- **PROBLEM TO WORK ON**: Pull every line containing "code" out of the material below.

Dataset listings of figures:
--- Start ---

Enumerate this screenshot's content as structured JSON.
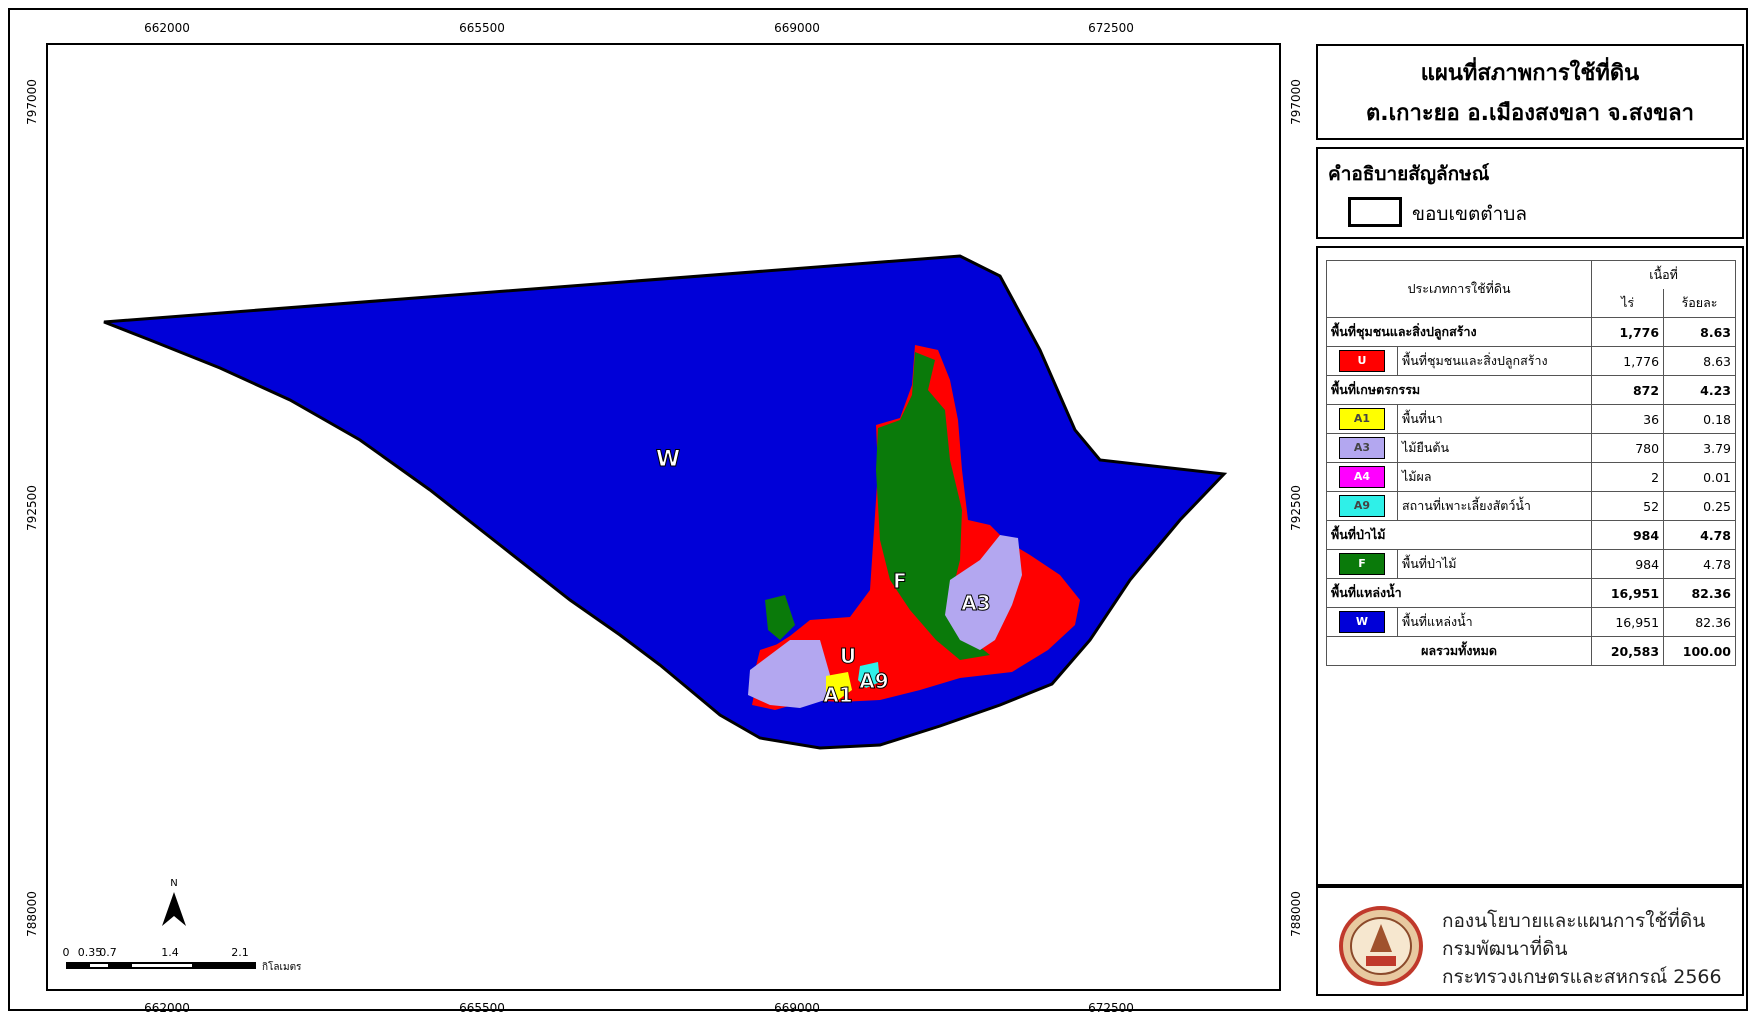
{
  "map": {
    "x_ticks": [
      "662000",
      "665500",
      "669000",
      "672500"
    ],
    "y_ticks": [
      "797000",
      "792500",
      "788000"
    ],
    "zone_labels": {
      "water": "W",
      "forest": "F",
      "urban": "U",
      "field_crop": "A3",
      "paddy": "A1",
      "aquaculture": "A9"
    },
    "colors": {
      "water": "#0000d8",
      "urban": "#ff0000",
      "forest": "#0a7a0a",
      "field_crop": "#b3a7f0",
      "paddy": "#ffff00",
      "aquaculture": "#2ff0e8"
    },
    "scale_bar": {
      "ticks": [
        "0",
        "0.35",
        "0.7",
        "1.4",
        "2.1"
      ],
      "unit": "กิโลเมตร"
    },
    "north_label": "N"
  },
  "title": {
    "line1": "แผนที่สภาพการใช้ที่ดิน",
    "line2": "ต.เกาะยอ อ.เมืองสงขลา จ.สงขลา"
  },
  "legend": {
    "title": "คำอธิบายสัญลักษณ์",
    "boundary_label": "ขอบเขตตำบล"
  },
  "table": {
    "header": {
      "type": "ประเภทการใช้ที่ดิน",
      "area": "เนื้อที่",
      "rai": "ไร่",
      "percent": "ร้อยละ"
    },
    "rows": [
      {
        "kind": "cat",
        "label": "พื้นที่ชุมชนและสิ่งปลูกสร้าง",
        "rai": "1,776",
        "pct": "8.63"
      },
      {
        "kind": "sub",
        "code": "U",
        "color": "#ff0000",
        "label": "พื้นที่ชุมชนและสิ่งปลูกสร้าง",
        "rai": "1,776",
        "pct": "8.63"
      },
      {
        "kind": "cat",
        "label": "พื้นที่เกษตรกรรม",
        "rai": "872",
        "pct": "4.23"
      },
      {
        "kind": "sub",
        "code": "A1",
        "color": "#ffff00",
        "label": "พื้นที่นา",
        "rai": "36",
        "pct": "0.18"
      },
      {
        "kind": "sub",
        "code": "A3",
        "color": "#b3a7f0",
        "label": "ไม้ยืนต้น",
        "rai": "780",
        "pct": "3.79"
      },
      {
        "kind": "sub",
        "code": "A4",
        "color": "#ff00ff",
        "label": "ไม้ผล",
        "rai": "2",
        "pct": "0.01"
      },
      {
        "kind": "sub",
        "code": "A9",
        "color": "#2ff0e8",
        "label": "สถานที่เพาะเลี้ยงสัตว์น้ำ",
        "rai": "52",
        "pct": "0.25"
      },
      {
        "kind": "cat",
        "label": "พื้นที่ป่าไม้",
        "rai": "984",
        "pct": "4.78"
      },
      {
        "kind": "sub",
        "code": "F",
        "color": "#0a7a0a",
        "label": "พื้นที่ป่าไม้",
        "rai": "984",
        "pct": "4.78"
      },
      {
        "kind": "cat",
        "label": "พื้นที่แหล่งน้ำ",
        "rai": "16,951",
        "pct": "82.36"
      },
      {
        "kind": "sub",
        "code": "W",
        "color": "#0000d8",
        "label": "พื้นที่แหล่งน้ำ",
        "rai": "16,951",
        "pct": "82.36"
      }
    ],
    "total": {
      "label": "ผลรวมทั้งหมด",
      "rai": "20,583",
      "pct": "100.00"
    }
  },
  "credit": {
    "line1": "กองนโยบายและแผนการใช้ที่ดิน",
    "line2": "กรมพัฒนาที่ดิน",
    "line3": "กระทรวงเกษตรและสหกรณ์ 2566"
  }
}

--- End ---

- **CORRECT RESULT**:
        "code": "U",
        "code": "A1",
        "code": "A3",
        "code": "A4",
        "code": "A9",
        "code": "F",
        "code": "W",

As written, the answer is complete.